(begin)

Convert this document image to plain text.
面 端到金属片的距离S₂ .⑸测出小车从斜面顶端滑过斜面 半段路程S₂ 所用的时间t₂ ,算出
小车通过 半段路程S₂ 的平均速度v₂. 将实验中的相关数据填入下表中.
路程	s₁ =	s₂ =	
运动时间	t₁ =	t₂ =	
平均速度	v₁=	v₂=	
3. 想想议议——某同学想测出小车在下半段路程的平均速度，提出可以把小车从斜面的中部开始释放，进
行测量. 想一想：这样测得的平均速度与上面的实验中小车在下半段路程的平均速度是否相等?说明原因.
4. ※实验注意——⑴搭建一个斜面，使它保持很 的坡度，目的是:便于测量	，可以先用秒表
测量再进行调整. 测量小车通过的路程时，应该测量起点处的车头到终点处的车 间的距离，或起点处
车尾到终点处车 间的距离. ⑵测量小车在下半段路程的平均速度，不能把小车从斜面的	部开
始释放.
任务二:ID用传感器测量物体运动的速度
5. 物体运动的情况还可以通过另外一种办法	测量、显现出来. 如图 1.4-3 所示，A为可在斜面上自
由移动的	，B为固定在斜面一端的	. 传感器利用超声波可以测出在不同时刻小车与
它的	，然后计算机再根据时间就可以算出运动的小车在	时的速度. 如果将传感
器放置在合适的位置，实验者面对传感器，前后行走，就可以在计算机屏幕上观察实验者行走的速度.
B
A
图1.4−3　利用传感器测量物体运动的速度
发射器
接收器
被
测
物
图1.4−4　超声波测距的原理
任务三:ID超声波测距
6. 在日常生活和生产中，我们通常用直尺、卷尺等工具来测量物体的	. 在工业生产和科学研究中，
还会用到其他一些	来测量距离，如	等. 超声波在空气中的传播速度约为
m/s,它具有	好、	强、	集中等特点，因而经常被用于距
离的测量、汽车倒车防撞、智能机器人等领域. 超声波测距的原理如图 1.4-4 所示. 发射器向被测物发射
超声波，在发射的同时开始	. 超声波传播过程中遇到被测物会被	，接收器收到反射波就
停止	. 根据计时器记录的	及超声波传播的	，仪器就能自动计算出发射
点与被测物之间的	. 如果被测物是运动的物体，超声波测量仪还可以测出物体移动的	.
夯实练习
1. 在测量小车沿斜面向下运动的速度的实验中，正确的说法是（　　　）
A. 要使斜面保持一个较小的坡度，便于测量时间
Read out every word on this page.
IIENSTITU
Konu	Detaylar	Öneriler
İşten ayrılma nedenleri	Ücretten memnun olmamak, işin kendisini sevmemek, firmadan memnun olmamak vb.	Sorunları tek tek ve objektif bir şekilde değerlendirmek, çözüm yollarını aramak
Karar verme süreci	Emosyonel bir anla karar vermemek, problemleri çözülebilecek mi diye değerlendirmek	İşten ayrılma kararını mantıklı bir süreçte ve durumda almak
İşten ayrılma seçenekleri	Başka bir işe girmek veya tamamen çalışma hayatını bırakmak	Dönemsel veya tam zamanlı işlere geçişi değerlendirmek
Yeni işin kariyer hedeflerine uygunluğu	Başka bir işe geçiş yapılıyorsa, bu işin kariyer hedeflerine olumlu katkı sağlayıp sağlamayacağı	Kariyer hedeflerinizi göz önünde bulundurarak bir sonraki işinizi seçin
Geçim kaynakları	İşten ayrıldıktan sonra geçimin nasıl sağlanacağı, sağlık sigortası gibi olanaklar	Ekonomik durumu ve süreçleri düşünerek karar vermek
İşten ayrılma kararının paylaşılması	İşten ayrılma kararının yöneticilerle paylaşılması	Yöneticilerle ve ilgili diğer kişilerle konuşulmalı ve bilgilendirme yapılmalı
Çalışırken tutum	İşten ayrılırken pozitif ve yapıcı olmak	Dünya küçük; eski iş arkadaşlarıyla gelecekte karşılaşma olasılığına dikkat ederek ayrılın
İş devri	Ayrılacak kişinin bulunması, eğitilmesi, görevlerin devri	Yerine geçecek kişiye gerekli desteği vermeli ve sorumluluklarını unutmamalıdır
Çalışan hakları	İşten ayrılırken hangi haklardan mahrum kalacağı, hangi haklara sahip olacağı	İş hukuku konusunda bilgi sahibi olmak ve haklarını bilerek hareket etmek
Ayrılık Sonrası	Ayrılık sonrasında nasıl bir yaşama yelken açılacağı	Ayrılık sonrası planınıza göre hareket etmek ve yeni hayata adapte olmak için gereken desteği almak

(end)
(begin)

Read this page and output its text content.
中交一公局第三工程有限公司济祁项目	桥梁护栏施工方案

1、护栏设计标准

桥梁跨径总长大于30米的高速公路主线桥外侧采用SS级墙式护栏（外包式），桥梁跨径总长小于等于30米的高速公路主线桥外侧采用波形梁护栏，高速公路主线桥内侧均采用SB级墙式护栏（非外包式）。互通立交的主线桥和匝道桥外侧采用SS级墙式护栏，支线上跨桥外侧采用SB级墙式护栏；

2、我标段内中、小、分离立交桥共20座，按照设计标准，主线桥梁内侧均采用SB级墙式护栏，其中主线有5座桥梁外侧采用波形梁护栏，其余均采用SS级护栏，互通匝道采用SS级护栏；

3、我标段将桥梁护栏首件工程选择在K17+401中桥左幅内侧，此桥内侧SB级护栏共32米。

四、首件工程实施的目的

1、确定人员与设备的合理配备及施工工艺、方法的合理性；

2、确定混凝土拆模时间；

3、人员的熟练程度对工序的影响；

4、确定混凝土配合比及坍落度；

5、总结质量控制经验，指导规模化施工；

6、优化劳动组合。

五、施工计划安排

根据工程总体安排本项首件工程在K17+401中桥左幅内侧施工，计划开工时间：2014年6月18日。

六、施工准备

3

(end)

## Job
Only lines with the string "İşten" belong in your answer; copy each one.

## Answer in full
İşten ayrılma nedenleri	Ücretten memnun olmamak, işin kendisini sevmemek, firmadan memnun olmamak vb.	Sorunları tek tek ve objektif bir şekilde değerlendirmek, çözüm yollarını aramak
Karar verme süreci	Emosyonel bir anla karar vermemek, problemleri çözülebilecek mi diye değerlendirmek	İşten ayrılma kararını mantıklı bir süreçte ve durumda almak
İşten ayrılma seçenekleri	Başka bir işe girmek veya tamamen çalışma hayatını bırakmak	Dönemsel veya tam zamanlı işlere geçişi değerlendirmek
Geçim kaynakları	İşten ayrıldıktan sonra geçimin nasıl sağlanacağı, sağlık sigortası gibi olanaklar	Ekonomik durumu ve süreçleri düşünerek karar vermek
İşten ayrılma kararının paylaşılması	İşten ayrılma kararının yöneticilerle paylaşılması	Yöneticilerle ve ilgili diğer kişilerle konuşulmalı ve bilgilendirme yapılmalı
Çalışırken tutum	İşten ayrılırken pozitif ve yapıcı olmak	Dünya küçük; eski iş arkadaşlarıyla gelecekte karşılaşma olasılığına dikkat ederek ayrılın
Çalışan hakları	İşten ayrılırken hangi haklardan mahrum kalacağı, hangi haklara sahip olacağı	İş hukuku konusunda bilgi sahibi olmak ve haklarını bilerek hareket etmek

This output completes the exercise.